━━━ PROVIDED DATA
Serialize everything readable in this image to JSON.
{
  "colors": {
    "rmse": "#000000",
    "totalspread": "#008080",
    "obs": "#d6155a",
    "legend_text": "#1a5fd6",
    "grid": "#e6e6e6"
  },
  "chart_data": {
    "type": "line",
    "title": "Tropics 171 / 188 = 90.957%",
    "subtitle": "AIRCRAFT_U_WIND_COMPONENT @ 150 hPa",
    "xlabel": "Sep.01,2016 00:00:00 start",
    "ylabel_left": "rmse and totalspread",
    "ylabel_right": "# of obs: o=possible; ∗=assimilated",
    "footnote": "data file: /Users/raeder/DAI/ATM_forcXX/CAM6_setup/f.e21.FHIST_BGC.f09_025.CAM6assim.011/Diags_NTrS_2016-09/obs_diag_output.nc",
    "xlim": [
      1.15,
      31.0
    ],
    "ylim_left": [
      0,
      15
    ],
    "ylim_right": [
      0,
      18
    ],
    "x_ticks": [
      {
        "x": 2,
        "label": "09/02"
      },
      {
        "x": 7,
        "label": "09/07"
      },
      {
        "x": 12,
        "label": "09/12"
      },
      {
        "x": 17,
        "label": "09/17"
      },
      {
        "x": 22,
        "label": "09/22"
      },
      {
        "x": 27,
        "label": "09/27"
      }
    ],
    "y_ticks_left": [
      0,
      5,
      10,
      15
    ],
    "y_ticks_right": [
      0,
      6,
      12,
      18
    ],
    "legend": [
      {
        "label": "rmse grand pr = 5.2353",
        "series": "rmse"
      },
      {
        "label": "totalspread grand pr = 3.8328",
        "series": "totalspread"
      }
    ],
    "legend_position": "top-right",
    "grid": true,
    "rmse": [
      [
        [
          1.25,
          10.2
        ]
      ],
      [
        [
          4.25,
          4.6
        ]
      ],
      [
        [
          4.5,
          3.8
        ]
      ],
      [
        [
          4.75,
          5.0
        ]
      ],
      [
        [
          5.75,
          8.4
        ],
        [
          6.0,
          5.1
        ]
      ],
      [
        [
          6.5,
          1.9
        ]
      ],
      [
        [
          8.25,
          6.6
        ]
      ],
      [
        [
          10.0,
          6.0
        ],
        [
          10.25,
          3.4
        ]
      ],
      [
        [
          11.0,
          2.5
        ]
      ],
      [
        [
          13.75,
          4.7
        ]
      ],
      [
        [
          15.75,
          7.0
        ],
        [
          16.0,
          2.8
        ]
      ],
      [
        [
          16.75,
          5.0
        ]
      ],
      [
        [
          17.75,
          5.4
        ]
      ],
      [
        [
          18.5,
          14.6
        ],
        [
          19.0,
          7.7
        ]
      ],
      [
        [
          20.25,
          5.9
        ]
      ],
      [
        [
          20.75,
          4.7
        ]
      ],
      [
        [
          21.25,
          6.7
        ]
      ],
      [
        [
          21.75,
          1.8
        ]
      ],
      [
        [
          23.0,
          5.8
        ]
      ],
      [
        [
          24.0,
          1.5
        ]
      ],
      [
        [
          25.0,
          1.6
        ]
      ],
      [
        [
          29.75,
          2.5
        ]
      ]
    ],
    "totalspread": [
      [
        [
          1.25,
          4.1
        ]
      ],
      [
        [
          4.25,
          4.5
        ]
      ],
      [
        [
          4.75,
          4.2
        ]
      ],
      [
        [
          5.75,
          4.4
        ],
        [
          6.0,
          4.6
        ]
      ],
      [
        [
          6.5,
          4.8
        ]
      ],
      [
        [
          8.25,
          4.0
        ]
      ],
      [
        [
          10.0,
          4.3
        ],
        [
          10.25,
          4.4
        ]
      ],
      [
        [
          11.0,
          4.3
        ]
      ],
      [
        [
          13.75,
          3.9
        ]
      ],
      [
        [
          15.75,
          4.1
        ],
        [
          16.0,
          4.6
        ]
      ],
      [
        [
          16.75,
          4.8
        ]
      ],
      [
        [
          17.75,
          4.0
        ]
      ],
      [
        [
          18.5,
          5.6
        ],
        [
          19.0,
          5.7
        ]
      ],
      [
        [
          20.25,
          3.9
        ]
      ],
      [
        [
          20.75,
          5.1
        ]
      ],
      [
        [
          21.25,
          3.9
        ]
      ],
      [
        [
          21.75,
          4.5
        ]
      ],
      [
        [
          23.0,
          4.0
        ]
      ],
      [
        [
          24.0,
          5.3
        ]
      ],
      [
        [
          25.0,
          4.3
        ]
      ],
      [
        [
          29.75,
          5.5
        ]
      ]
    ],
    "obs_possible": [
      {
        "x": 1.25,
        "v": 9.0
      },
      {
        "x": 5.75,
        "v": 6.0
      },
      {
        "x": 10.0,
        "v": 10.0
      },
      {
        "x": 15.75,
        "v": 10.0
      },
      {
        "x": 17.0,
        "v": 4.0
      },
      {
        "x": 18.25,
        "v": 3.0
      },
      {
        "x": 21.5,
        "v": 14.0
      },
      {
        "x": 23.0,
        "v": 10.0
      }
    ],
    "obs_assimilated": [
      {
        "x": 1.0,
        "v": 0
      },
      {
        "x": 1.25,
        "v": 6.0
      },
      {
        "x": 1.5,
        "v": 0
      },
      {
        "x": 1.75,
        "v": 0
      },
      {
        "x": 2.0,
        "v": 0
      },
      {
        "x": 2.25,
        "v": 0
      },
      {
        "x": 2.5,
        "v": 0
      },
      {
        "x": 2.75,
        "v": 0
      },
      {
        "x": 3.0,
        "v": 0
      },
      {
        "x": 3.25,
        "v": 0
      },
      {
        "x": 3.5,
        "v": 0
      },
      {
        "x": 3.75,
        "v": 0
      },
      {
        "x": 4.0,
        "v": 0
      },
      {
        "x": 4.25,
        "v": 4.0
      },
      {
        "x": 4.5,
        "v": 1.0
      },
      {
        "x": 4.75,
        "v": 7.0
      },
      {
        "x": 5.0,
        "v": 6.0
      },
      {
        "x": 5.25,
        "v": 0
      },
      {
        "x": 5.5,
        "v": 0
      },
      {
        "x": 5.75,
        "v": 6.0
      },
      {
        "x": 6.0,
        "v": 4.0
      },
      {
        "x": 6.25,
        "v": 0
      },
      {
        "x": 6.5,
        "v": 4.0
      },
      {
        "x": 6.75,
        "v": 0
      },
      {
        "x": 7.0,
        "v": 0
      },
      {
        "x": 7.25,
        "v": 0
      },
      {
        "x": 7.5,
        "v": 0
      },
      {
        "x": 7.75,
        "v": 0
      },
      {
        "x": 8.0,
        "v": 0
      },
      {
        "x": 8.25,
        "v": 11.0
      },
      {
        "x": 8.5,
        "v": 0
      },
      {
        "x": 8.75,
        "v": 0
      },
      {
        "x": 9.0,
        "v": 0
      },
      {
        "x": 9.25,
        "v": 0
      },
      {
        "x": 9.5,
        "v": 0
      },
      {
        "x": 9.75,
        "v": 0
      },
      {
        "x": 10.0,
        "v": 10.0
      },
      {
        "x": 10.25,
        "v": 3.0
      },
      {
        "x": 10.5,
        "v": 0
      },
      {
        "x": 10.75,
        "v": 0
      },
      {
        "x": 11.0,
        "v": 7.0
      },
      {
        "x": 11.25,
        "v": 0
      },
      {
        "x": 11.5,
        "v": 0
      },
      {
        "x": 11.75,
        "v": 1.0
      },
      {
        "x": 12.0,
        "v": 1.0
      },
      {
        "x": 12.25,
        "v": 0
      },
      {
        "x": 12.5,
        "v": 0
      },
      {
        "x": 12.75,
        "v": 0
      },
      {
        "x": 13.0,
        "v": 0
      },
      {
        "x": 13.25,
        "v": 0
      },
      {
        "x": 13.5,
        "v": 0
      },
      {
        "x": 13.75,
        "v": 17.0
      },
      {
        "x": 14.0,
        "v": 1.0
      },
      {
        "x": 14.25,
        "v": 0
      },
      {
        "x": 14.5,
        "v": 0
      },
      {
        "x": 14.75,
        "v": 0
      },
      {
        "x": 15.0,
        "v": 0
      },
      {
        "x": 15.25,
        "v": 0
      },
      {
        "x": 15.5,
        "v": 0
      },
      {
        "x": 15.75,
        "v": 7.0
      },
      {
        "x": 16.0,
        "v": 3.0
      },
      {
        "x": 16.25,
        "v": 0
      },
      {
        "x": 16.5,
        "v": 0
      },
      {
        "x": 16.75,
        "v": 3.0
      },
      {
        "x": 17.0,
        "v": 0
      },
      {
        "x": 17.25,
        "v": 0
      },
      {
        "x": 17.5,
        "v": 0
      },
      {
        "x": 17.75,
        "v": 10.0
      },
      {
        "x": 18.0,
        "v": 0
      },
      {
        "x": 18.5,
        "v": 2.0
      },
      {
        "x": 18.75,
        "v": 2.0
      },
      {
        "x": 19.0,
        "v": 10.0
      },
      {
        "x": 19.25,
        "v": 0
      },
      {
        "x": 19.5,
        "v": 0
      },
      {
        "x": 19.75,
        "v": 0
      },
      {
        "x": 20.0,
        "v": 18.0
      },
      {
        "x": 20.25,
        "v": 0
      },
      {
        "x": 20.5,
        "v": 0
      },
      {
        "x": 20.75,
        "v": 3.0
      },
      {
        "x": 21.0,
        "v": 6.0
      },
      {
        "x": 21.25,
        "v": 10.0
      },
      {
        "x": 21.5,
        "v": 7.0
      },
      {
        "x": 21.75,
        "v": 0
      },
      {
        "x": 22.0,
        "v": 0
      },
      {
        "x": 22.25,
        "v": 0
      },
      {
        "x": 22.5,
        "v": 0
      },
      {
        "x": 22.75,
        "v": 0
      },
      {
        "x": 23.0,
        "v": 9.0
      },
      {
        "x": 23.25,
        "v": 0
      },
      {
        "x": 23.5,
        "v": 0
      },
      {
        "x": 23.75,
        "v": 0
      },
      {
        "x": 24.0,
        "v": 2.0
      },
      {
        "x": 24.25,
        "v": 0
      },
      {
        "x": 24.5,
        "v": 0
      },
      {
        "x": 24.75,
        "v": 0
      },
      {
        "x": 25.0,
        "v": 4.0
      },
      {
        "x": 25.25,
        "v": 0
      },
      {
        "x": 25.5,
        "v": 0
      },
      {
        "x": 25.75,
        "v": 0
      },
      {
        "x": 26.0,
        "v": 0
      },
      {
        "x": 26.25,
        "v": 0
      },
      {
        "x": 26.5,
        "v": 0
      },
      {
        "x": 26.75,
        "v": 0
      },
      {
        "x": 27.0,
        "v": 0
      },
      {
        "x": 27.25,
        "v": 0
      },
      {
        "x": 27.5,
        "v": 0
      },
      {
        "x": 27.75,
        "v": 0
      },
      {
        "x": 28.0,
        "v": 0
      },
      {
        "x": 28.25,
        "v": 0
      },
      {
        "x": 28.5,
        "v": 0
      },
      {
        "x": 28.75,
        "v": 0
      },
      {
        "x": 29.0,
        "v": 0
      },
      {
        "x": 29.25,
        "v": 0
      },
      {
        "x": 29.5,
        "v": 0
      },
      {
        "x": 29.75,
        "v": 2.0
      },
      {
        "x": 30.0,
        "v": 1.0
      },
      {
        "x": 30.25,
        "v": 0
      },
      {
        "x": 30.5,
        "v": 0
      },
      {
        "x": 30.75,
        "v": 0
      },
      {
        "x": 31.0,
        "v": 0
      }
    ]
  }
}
━━━━━━
(EXERCISE OBJECTIVE)
How many lines of the listing above include the word "grand"? Reply with the number alone.

(TASK SOLUTION)
2